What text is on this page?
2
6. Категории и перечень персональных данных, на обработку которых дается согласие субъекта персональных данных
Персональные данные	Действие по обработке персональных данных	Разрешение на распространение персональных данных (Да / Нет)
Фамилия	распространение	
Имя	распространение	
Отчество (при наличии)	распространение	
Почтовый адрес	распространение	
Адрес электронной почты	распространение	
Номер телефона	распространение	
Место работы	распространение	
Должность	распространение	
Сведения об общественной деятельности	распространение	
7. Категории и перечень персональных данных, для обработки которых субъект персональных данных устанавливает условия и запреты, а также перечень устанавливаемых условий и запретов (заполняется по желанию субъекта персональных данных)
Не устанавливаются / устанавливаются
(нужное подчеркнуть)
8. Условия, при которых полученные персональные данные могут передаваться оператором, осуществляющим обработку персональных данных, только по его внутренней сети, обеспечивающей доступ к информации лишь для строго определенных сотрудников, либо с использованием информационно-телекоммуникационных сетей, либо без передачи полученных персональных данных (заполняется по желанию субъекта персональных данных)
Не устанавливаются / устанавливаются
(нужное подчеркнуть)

TO DO.
Extract the listing in its entirety, matching it exactly.

TASK RESULT.
What text is on this page?
2
6. Категории и перечень персональных данных, на обработку которых дается согласие субъекта персональных данных
Персональные данные	Действие по обработке персональных данных	Разрешение на распространение персональных данных (Да / Нет)
Фамилия	распространение	
Имя	распространение	
Отчество (при наличии)	распространение	
Почтовый адрес	распространение	
Адрес электронной почты	распространение	
Номер телефона	распространение	
Место работы	распространение	
Должность	распространение	
Сведения об общественной деятельности	распространение	
7. Категории и перечень персональных данных, для обработки которых субъект персональных данных устанавливает условия и запреты, а также перечень устанавливаемых условий и запретов (заполняется по желанию субъекта персональных данных)
Не устанавливаются / устанавливаются
(нужное подчеркнуть)
8. Условия, при которых полученные персональные данные могут передаваться оператором, осуществляющим обработку персональных данных, только по его внутренней сети, обеспечивающей доступ к информации лишь для строго определенных сотрудников, либо с использованием информационно-телекоммуникационных сетей, либо без передачи полученных персональных данных (заполняется по желанию субъекта персональных данных)
Не устанавливаются / устанавливаются
(нужное подчеркнуть)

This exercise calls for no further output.